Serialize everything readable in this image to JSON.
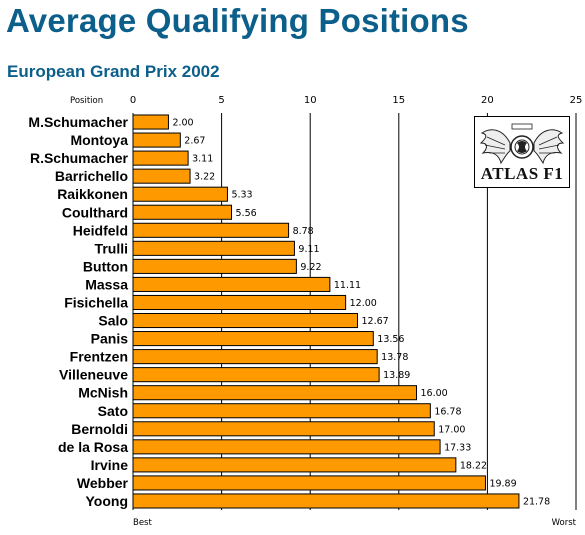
{
  "title": "Average Qualifying Positions",
  "subtitle": "European Grand Prix 2002",
  "logo_text": "ATLAS F1",
  "colors": {
    "title": "#0b5f8a",
    "bar": "#ff9900",
    "bar_stroke": "#000000",
    "grid": "#000000"
  },
  "chart_data": {
    "type": "bar",
    "orientation": "horizontal",
    "title": "Average Qualifying Positions",
    "subtitle": "European Grand Prix 2002",
    "axis_label": "Position",
    "axis_start_label": "Best",
    "axis_end_label": "Worst",
    "xlim": [
      0,
      25
    ],
    "ticks": [
      0,
      5,
      10,
      15,
      20,
      25
    ],
    "grid": true,
    "categories": [
      "M.Schumacher",
      "Montoya",
      "R.Schumacher",
      "Barrichello",
      "Raikkonen",
      "Coulthard",
      "Heidfeld",
      "Trulli",
      "Button",
      "Massa",
      "Fisichella",
      "Salo",
      "Panis",
      "Frentzen",
      "Villeneuve",
      "McNish",
      "Sato",
      "Bernoldi",
      "de la Rosa",
      "Irvine",
      "Webber",
      "Yoong"
    ],
    "values": [
      2.0,
      2.67,
      3.11,
      3.22,
      5.33,
      5.56,
      8.78,
      9.11,
      9.22,
      11.11,
      12.0,
      12.67,
      13.56,
      13.78,
      13.89,
      16.0,
      16.78,
      17.0,
      17.33,
      18.22,
      19.89,
      21.78
    ],
    "value_labels": [
      "2.00",
      "2.67",
      "3.11",
      "3.22",
      "5.33",
      "5.56",
      "8.78",
      "9.11",
      "9.22",
      "11.11",
      "12.00",
      "12.67",
      "13.56",
      "13.78",
      "13.89",
      "16.00",
      "16.78",
      "17.00",
      "17.33",
      "18.22",
      "19.89",
      "21.78"
    ]
  }
}
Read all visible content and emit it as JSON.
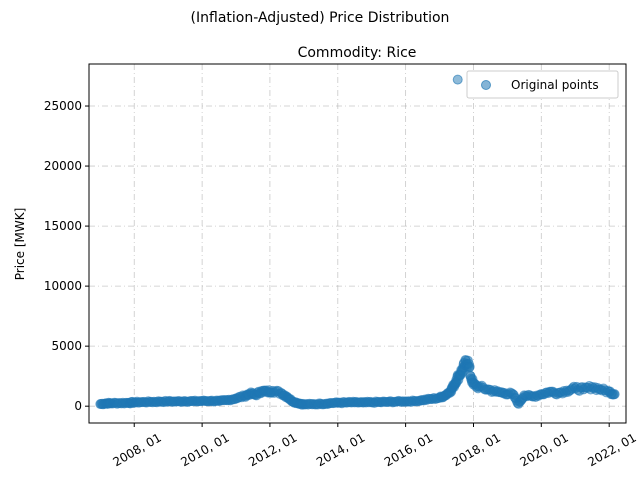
{
  "figure": {
    "suptitle": "(Inflation-Adjusted) Price Distribution"
  },
  "chart_data": {
    "type": "scatter",
    "title": "Commodity: Rice",
    "xlabel": "",
    "ylabel": "Price [MWK]",
    "xlim": [
      "2006-09-01",
      "2022-07-01"
    ],
    "ylim": [
      -1400,
      28500
    ],
    "grid": true,
    "legend": {
      "position": "top-right",
      "entries": [
        "Original points"
      ]
    },
    "colors": {
      "points": "#1f77b4"
    },
    "x_ticks": [
      "2008-01-01",
      "2010-01-01",
      "2012-01-01",
      "2014-01-01",
      "2016-01-01",
      "2018-01-01",
      "2020-01-01",
      "2022-01-01"
    ],
    "x_tick_labels": [
      "2008, 01",
      "2010, 01",
      "2012, 01",
      "2014, 01",
      "2016, 01",
      "2018, 01",
      "2020, 01",
      "2022, 01"
    ],
    "y_ticks": [
      0,
      5000,
      10000,
      15000,
      20000,
      25000
    ],
    "y_tick_labels": [
      "0",
      "5000",
      "10000",
      "15000",
      "20000",
      "25000"
    ],
    "series": [
      {
        "name": "Original points",
        "points": [
          [
            "2007-01-01",
            180
          ],
          [
            "2007-03-01",
            230
          ],
          [
            "2007-05-01",
            250
          ],
          [
            "2007-08-01",
            260
          ],
          [
            "2007-11-01",
            280
          ],
          [
            "2008-01-01",
            320
          ],
          [
            "2008-04-01",
            340
          ],
          [
            "2008-07-01",
            360
          ],
          [
            "2008-10-01",
            380
          ],
          [
            "2009-01-01",
            400
          ],
          [
            "2009-04-01",
            390
          ],
          [
            "2009-07-01",
            420
          ],
          [
            "2009-10-01",
            410
          ],
          [
            "2010-01-01",
            430
          ],
          [
            "2010-04-01",
            440
          ],
          [
            "2010-07-01",
            420
          ],
          [
            "2010-10-01",
            500
          ],
          [
            "2011-01-01",
            650
          ],
          [
            "2011-04-01",
            850
          ],
          [
            "2011-06-01",
            1050
          ],
          [
            "2011-08-01",
            950
          ],
          [
            "2011-10-01",
            1250
          ],
          [
            "2011-12-01",
            1200
          ],
          [
            "2012-02-01",
            1280
          ],
          [
            "2012-05-01",
            1100
          ],
          [
            "2012-07-01",
            800
          ],
          [
            "2012-09-01",
            400
          ],
          [
            "2012-11-01",
            250
          ],
          [
            "2013-01-01",
            150
          ],
          [
            "2013-04-01",
            160
          ],
          [
            "2013-07-01",
            200
          ],
          [
            "2013-10-01",
            250
          ],
          [
            "2014-01-01",
            290
          ],
          [
            "2014-04-01",
            300
          ],
          [
            "2014-07-01",
            320
          ],
          [
            "2014-10-01",
            300
          ],
          [
            "2015-01-01",
            320
          ],
          [
            "2015-04-01",
            340
          ],
          [
            "2015-07-01",
            360
          ],
          [
            "2015-10-01",
            380
          ],
          [
            "2016-01-01",
            400
          ],
          [
            "2016-04-01",
            420
          ],
          [
            "2016-07-01",
            500
          ],
          [
            "2016-10-01",
            600
          ],
          [
            "2017-01-01",
            700
          ],
          [
            "2017-03-01",
            900
          ],
          [
            "2017-05-01",
            1300
          ],
          [
            "2017-06-01",
            1700
          ],
          [
            "2017-07-01",
            2200
          ],
          [
            "2017-08-01",
            2600
          ],
          [
            "2017-09-01",
            3000
          ],
          [
            "2017-10-01",
            3400
          ],
          [
            "2017-11-01",
            3800
          ],
          [
            "2017-12-01",
            2500
          ],
          [
            "2018-01-01",
            1800
          ],
          [
            "2018-03-01",
            1600
          ],
          [
            "2018-06-01",
            1400
          ],
          [
            "2018-09-01",
            1200
          ],
          [
            "2018-12-01",
            1100
          ],
          [
            "2019-03-01",
            1000
          ],
          [
            "2019-05-01",
            200
          ],
          [
            "2019-07-01",
            900
          ],
          [
            "2019-10-01",
            800
          ],
          [
            "2020-01-01",
            1000
          ],
          [
            "2020-04-01",
            1200
          ],
          [
            "2020-07-01",
            1100
          ],
          [
            "2020-10-01",
            1300
          ],
          [
            "2021-01-01",
            1500
          ],
          [
            "2021-04-01",
            1400
          ],
          [
            "2021-07-01",
            1600
          ],
          [
            "2021-10-01",
            1400
          ],
          [
            "2022-01-01",
            1200
          ],
          [
            "2022-03-01",
            1000
          ],
          [
            "2017-07-15",
            27200
          ]
        ]
      }
    ]
  }
}
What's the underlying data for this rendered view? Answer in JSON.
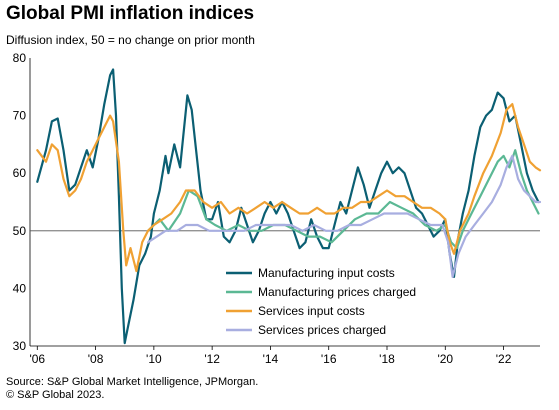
※ ※ ※
Exercise instructions ::
Exclude the images and reproduce the remaining data exactly.

The completed task ::
Serialize everything readable in this image to JSON.
{
  "title": "Average Qualifying Positions",
  "subtitle": "European Grand Prix 2002",
  "logo_text": "ATLAS F1",
  "colors": {
    "title": "#0b5f8a",
    "bar": "#ff9900",
    "bar_stroke": "#000000",
    "grid": "#000000"
  },
  "chart_data": {
    "type": "bar",
    "orientation": "horizontal",
    "title": "Average Qualifying Positions",
    "subtitle": "European Grand Prix 2002",
    "axis_label": "Position",
    "axis_start_label": "Best",
    "axis_end_label": "Worst",
    "xlim": [
      0,
      25
    ],
    "ticks": [
      0,
      5,
      10,
      15,
      20,
      25
    ],
    "grid": true,
    "categories": [
      "M.Schumacher",
      "Montoya",
      "R.Schumacher",
      "Barrichello",
      "Raikkonen",
      "Coulthard",
      "Heidfeld",
      "Trulli",
      "Button",
      "Massa",
      "Fisichella",
      "Salo",
      "Panis",
      "Frentzen",
      "Villeneuve",
      "McNish",
      "Sato",
      "Bernoldi",
      "de la Rosa",
      "Irvine",
      "Webber",
      "Yoong"
    ],
    "values": [
      2.0,
      2.67,
      3.11,
      3.22,
      5.33,
      5.56,
      8.78,
      9.11,
      9.22,
      11.11,
      12.0,
      12.67,
      13.56,
      13.78,
      13.89,
      16.0,
      16.78,
      17.0,
      17.33,
      18.22,
      19.89,
      21.78
    ],
    "value_labels": [
      "2.00",
      "2.67",
      "3.11",
      "3.22",
      "5.33",
      "5.56",
      "8.78",
      "9.11",
      "9.22",
      "11.11",
      "12.00",
      "12.67",
      "13.56",
      "13.78",
      "13.89",
      "16.00",
      "16.78",
      "17.00",
      "17.33",
      "18.22",
      "19.89",
      "21.78"
    ]
  }
}
Read all visible content and emit it as JSON.
{
  "figure": {
    "suptitle": "(Inflation-Adjusted) Price Distribution"
  },
  "chart_data": {
    "type": "scatter",
    "title": "Commodity: Rice",
    "xlabel": "",
    "ylabel": "Price [MWK]",
    "xlim": [
      "2006-09-01",
      "2022-07-01"
    ],
    "ylim": [
      -1400,
      28500
    ],
    "grid": true,
    "legend": {
      "position": "top-right",
      "entries": [
        "Original points"
      ]
    },
    "colors": {
      "points": "#1f77b4"
    },
    "x_ticks": [
      "2008-01-01",
      "2010-01-01",
      "2012-01-01",
      "2014-01-01",
      "2016-01-01",
      "2018-01-01",
      "2020-01-01",
      "2022-01-01"
    ],
    "x_tick_labels": [
      "2008, 01",
      "2010, 01",
      "2012, 01",
      "2014, 01",
      "2016, 01",
      "2018, 01",
      "2020, 01",
      "2022, 01"
    ],
    "y_ticks": [
      0,
      5000,
      10000,
      15000,
      20000,
      25000
    ],
    "y_tick_labels": [
      "0",
      "5000",
      "10000",
      "15000",
      "20000",
      "25000"
    ],
    "series": [
      {
        "name": "Original points",
        "points": [
          [
            "2007-01-01",
            180
          ],
          [
            "2007-03-01",
            230
          ],
          [
            "2007-05-01",
            250
          ],
          [
            "2007-08-01",
            260
          ],
          [
            "2007-11-01",
            280
          ],
          [
            "2008-01-01",
            320
          ],
          [
            "2008-04-01",
            340
          ],
          [
            "2008-07-01",
            360
          ],
          [
            "2008-10-01",
            380
          ],
          [
            "2009-01-01",
            400
          ],
          [
            "2009-04-01",
            390
          ],
          [
            "2009-07-01",
            420
          ],
          [
            "2009-10-01",
            410
          ],
          [
            "2010-01-01",
            430
          ],
          [
            "2010-04-01",
            440
          ],
          [
            "2010-07-01",
            420
          ],
          [
            "2010-10-01",
            500
          ],
          [
            "2011-01-01",
            650
          ],
          [
            "2011-04-01",
            850
          ],
          [
            "2011-06-01",
            1050
          ],
          [
            "2011-08-01",
            950
          ],
          [
            "2011-10-01",
            1250
          ],
          [
            "2011-12-01",
            1200
          ],
          [
            "2012-02-01",
            1280
          ],
          [
            "2012-05-01",
            1100
          ],
          [
            "2012-07-01",
            800
          ],
          [
            "2012-09-01",
            400
          ],
          [
            "2012-11-01",
            250
          ],
          [
            "2013-01-01",
            150
          ],
          [
            "2013-04-01",
            160
          ],
          [
            "2013-07-01",
            200
          ],
          [
            "2013-10-01",
            250
          ],
          [
            "2014-01-01",
            290
          ],
          [
            "2014-04-01",
            300
          ],
          [
            "2014-07-01",
            320
          ],
          [
            "2014-10-01",
            300
          ],
          [
            "2015-01-01",
            320
          ],
          [
            "2015-04-01",
            340
          ],
          [
            "2015-07-01",
            360
          ],
          [
            "2015-10-01",
            380
          ],
          [
            "2016-01-01",
            400
          ],
          [
            "2016-04-01",
            420
          ],
          [
            "2016-07-01",
            500
          ],
          [
            "2016-10-01",
            600
          ],
          [
            "2017-01-01",
            700
          ],
          [
            "2017-03-01",
            900
          ],
          [
            "2017-05-01",
            1300
          ],
          [
            "2017-06-01",
            1700
          ],
          [
            "2017-07-01",
            2200
          ],
          [
            "2017-08-01",
            2600
          ],
          [
            "2017-09-01",
            3000
          ],
          [
            "2017-10-01",
            3400
          ],
          [
            "2017-11-01",
            3800
          ],
          [
            "2017-12-01",
            2500
          ],
          [
            "2018-01-01",
            1800
          ],
          [
            "2018-03-01",
            1600
          ],
          [
            "2018-06-01",
            1400
          ],
          [
            "2018-09-01",
            1200
          ],
          [
            "2018-12-01",
            1100
          ],
          [
            "2019-03-01",
            1000
          ],
          [
            "2019-05-01",
            200
          ],
          [
            "2019-07-01",
            900
          ],
          [
            "2019-10-01",
            800
          ],
          [
            "2020-01-01",
            1000
          ],
          [
            "2020-04-01",
            1200
          ],
          [
            "2020-07-01",
            1100
          ],
          [
            "2020-10-01",
            1300
          ],
          [
            "2021-01-01",
            1500
          ],
          [
            "2021-04-01",
            1400
          ],
          [
            "2021-07-01",
            1600
          ],
          [
            "2021-10-01",
            1400
          ],
          [
            "2022-01-01",
            1200
          ],
          [
            "2022-03-01",
            1000
          ],
          [
            "2017-07-15",
            27200
          ]
        ]
      }
    ]
  }
}
What's the underlying data for this rendered view? Answer in JSON.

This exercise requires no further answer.